Instructions to follow -
Skip all pictures; return exactly the lines from the one containing "Transcribe the text in this document." through the end of the data.

Stored records:
[BEGIN]
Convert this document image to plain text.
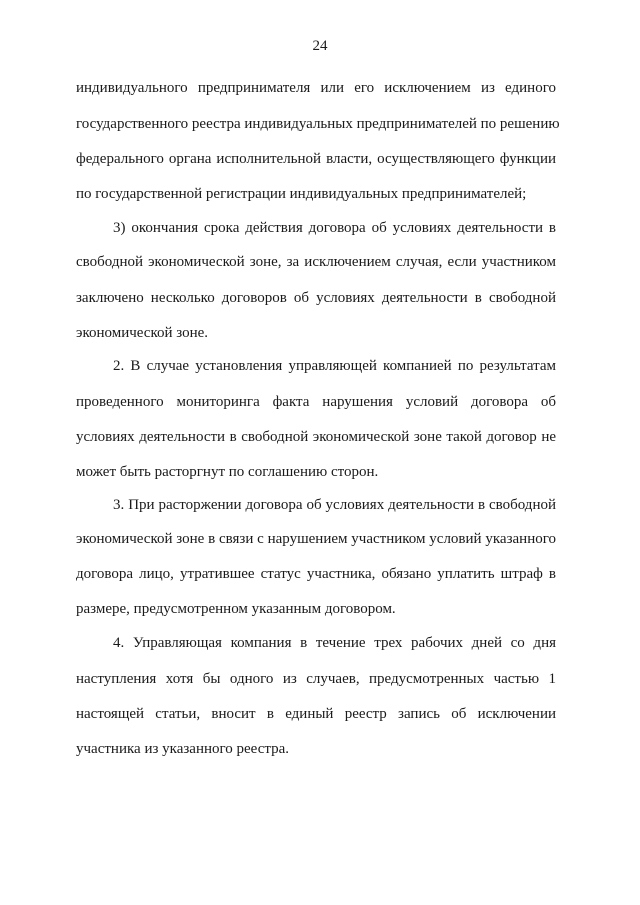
24
индивидуального предпринимателя или его исключением из единого
государственного реестра индивидуальных предпринимателей по решению
федерального органа исполнительной власти, осуществляющего функции
по государственной регистрации индивидуальных предпринимателей;
3) окончания срока действия договора об условиях деятельности в
свободной экономической зоне, за исключением случая, если участником
заключено несколько договоров об условиях деятельности в свободной
экономической зоне.
2. В случае установления управляющей компанией по результатам
проведенного мониторинга факта нарушения условий договора об
условиях деятельности в свободной экономической зоне такой договор не
может быть расторгнут по соглашению сторон.
3. При расторжении договора об условиях деятельности в свободной
экономической зоне в связи с нарушением участником условий указанного
договора лицо, утратившее статус участника, обязано уплатить штраф в
размере, предусмотренном указанным договором.
4. Управляющая компания в течение трех рабочих дней со дня
наступления хотя бы одного из случаев, предусмотренных частью 1
настоящей статьи, вносит в единый реестр запись об исключении
участника из указанного реестра.
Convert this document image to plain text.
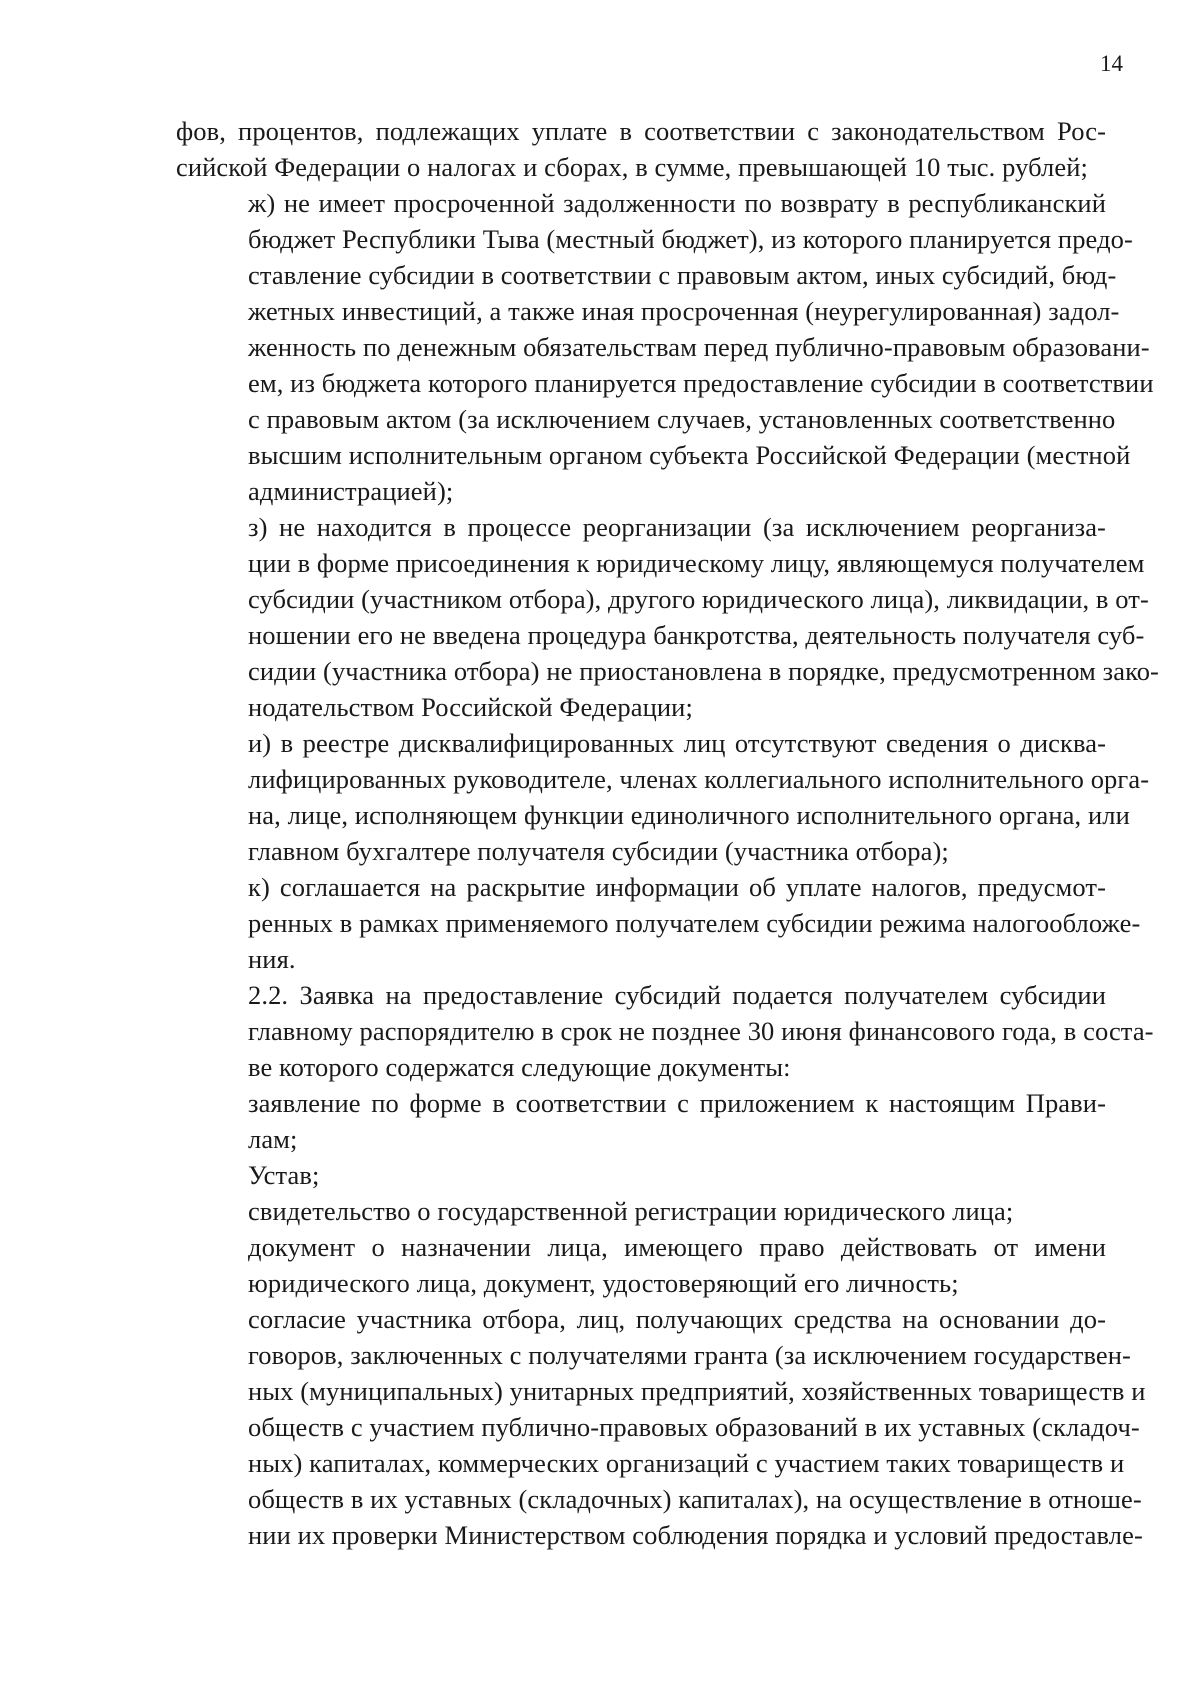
14

фов, процентов, подлежащих уплате в соответствии с законодательством Рос-
сийской Федерации о налогах и сборах, в сумме, превышающей 10 тыс. рублей;

ж) не имеет просроченной задолженности по возврату в республиканский
бюджет Республики Тыва (местный бюджет), из которого планируется предо-
ставление субсидии в соответствии с правовым актом, иных субсидий, бюд-
жетных инвестиций, а также иная просроченная (неурегулированная) задол-
женность по денежным обязательствам перед публично-правовым образовани-
ем, из бюджета которого планируется предоставление субсидии в соответствии
с правовым актом (за исключением случаев, установленных соответственно
высшим исполнительным органом субъекта Российской Федерации (местной
администрацией);

з) не находится в процессе реорганизации (за исключением реорганиза-
ции в форме присоединения к юридическому лицу, являющемуся получателем
субсидии (участником отбора), другого юридического лица), ликвидации, в от-
ношении его не введена процедура банкротства, деятельность получателя суб-
сидии (участника отбора) не приостановлена в порядке, предусмотренном зако-
нодательством Российской Федерации;

и) в реестре дисквалифицированных лиц отсутствуют сведения о дисква-
лифицированных руководителе, членах коллегиального исполнительного орга-
на, лице, исполняющем функции единоличного исполнительного органа, или
главном бухгалтере получателя субсидии (участника отбора);

к) соглашается на раскрытие информации об уплате налогов, предусмот-
ренных в рамках применяемого получателем субсидии режима налогообложе-
ния.

2.2. Заявка на предоставление субсидий подается получателем субсидии
главному распорядителю в срок не позднее 30 июня финансового года, в соста-
ве которого содержатся следующие документы:

заявление по форме в соответствии с приложением к настоящим Прави-
лам;

Устав;

свидетельство о государственной регистрации юридического лица;

документ о назначении лица, имеющего право действовать от имени
юридического лица, документ, удостоверяющий его личность;

согласие участника отбора, лиц, получающих средства на основании до-
говоров, заключенных с получателями гранта (за исключением государствен-
ных (муниципальных) унитарных предприятий, хозяйственных товариществ и
обществ с участием публично-правовых образований в их уставных (складоч-
ных) капиталах, коммерческих организаций с участием таких товариществ и
обществ в их уставных (складочных) капиталах), на осуществление в отноше-
нии их проверки Министерством соблюдения порядка и условий предоставле-
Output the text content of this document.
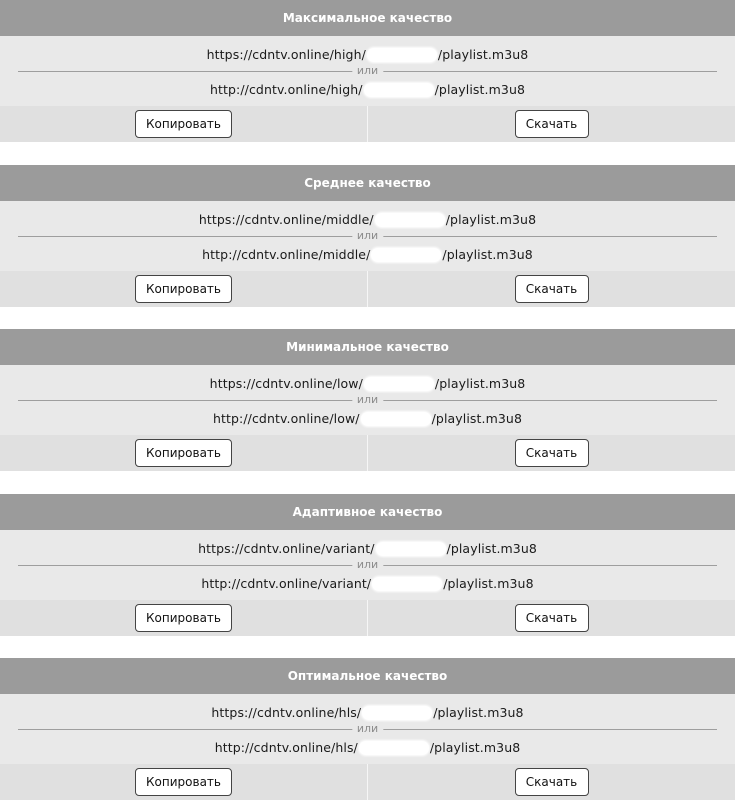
Максимальное качество
https://cdntv.online/high/	/playlist.m3u8
или
http://cdntv.online/high/	/playlist.m3u8
Копировать	Скачать
Среднее качество
https://cdntv.online/middle/	/playlist.m3u8
или
http://cdntv.online/middle/	/playlist.m3u8
Копировать	Скачать
Минимальное качество
https://cdntv.online/low/	/playlist.m3u8
или
http://cdntv.online/low/	/playlist.m3u8
Копировать	Скачать
Адаптивное качество
https://cdntv.online/variant/	/playlist.m3u8
или
http://cdntv.online/variant/	/playlist.m3u8
Копировать	Скачать
Оптимальное качество
https://cdntv.online/hls/	/playlist.m3u8
или
http://cdntv.online/hls/	/playlist.m3u8
Копировать	Скачать
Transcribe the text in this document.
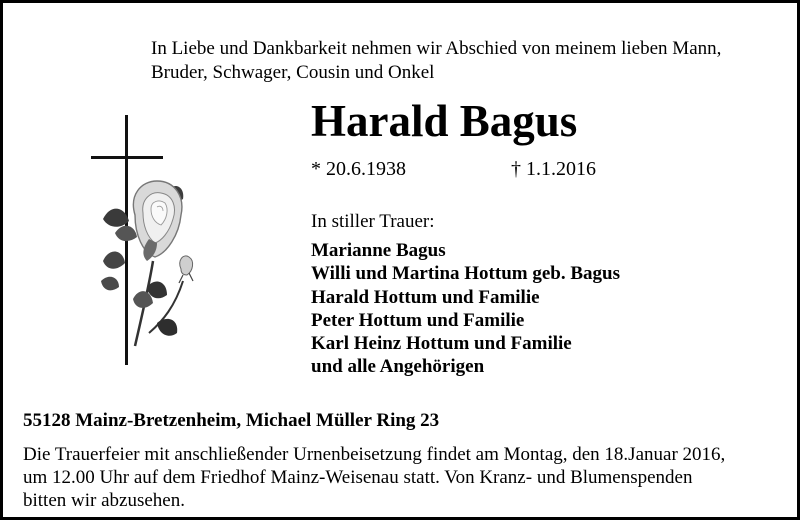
In Liebe und Dankbarkeit nehmen wir Abschied von meinem lieben Mann,
Bruder, Schwager, Cousin und Onkel
Harald Bagus
* 20.6.1938	† 1.1.2016
In stiller Trauer:
Marianne Bagus
Willi und Martina Hottum geb. Bagus
Harald Hottum und Familie
Peter Hottum und Familie
Karl Heinz Hottum und Familie
und alle Angehörigen
55128 Mainz-Bretzenheim, Michael Müller Ring 23
Die Trauerfeier mit anschließender Urnenbeisetzung findet am Montag, den 18.Januar 2016,
um 12.00 Uhr auf dem Friedhof Mainz-Weisenau statt. Von Kranz- und Blumenspenden
bitten wir abzusehen.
[END]
Expected answer -
Transcribe the text in this document.
In Liebe und Dankbarkeit nehmen wir Abschied von meinem lieben Mann,
Bruder, Schwager, Cousin und Onkel
Harald Bagus
* 20.6.1938	† 1.1.2016
In stiller Trauer:
Marianne Bagus
Willi und Martina Hottum geb. Bagus
Harald Hottum und Familie
Peter Hottum und Familie
Karl Heinz Hottum und Familie
und alle Angehörigen
55128 Mainz-Bretzenheim, Michael Müller Ring 23
Die Trauerfeier mit anschließender Urnenbeisetzung findet am Montag, den 18.Januar 2016,
um 12.00 Uhr auf dem Friedhof Mainz-Weisenau statt. Von Kranz- und Blumenspenden
bitten wir abzusehen.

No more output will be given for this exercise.